*Dataset records*:

☆ ☆ ☆

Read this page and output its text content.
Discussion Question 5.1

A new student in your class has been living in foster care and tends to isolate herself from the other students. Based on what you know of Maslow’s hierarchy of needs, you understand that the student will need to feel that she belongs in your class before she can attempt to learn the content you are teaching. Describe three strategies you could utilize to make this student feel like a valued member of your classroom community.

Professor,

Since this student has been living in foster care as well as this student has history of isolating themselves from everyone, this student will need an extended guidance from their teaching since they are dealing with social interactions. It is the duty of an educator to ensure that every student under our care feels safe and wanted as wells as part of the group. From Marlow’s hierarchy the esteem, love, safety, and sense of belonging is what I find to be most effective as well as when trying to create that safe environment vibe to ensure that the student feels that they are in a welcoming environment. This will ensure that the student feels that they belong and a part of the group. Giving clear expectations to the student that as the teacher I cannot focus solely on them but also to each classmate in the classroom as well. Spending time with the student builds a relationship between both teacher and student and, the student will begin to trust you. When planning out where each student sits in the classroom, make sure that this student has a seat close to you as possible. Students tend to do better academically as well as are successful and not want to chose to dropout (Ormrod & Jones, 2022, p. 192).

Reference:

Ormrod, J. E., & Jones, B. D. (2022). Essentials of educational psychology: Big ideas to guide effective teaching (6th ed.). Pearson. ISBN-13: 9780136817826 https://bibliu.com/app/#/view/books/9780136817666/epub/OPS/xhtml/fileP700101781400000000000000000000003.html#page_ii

☆ ☆ ☆

*Request*:
Reproduce every line of the material above exactly.

*Task solution*:
Read this page and output its text content.
Discussion Question 5.1

A new student in your class has been living in foster care and tends to isolate herself from the other students. Based on what you know of Maslow’s hierarchy of needs, you understand that the student will need to feel that she belongs in your class before she can attempt to learn the content you are teaching. Describe three strategies you could utilize to make this student feel like a valued member of your classroom community.

Professor,

Since this student has been living in foster care as well as this student has history of isolating themselves from everyone, this student will need an extended guidance from their teaching since they are dealing with social interactions. It is the duty of an educator to ensure that every student under our care feels safe and wanted as wells as part of the group. From Marlow’s hierarchy the esteem, love, safety, and sense of belonging is what I find to be most effective as well as when trying to create that safe environment vibe to ensure that the student feels that they are in a welcoming environment. This will ensure that the student feels that they belong and a part of the group. Giving clear expectations to the student that as the teacher I cannot focus solely on them but also to each classmate in the classroom as well. Spending time with the student builds a relationship between both teacher and student and, the student will begin to trust you. When planning out where each student sits in the classroom, make sure that this student has a seat close to you as possible. Students tend to do better academically as well as are successful and not want to chose to dropout (Ormrod & Jones, 2022, p. 192).

Reference:

Ormrod, J. E., & Jones, B. D. (2022). Essentials of educational psychology: Big ideas to guide effective teaching (6th ed.). Pearson. ISBN-13: 9780136817826 https://bibliu.com/app/#/view/books/9780136817666/epub/OPS/xhtml/fileP700101781400000000000000000000003.html#page_ii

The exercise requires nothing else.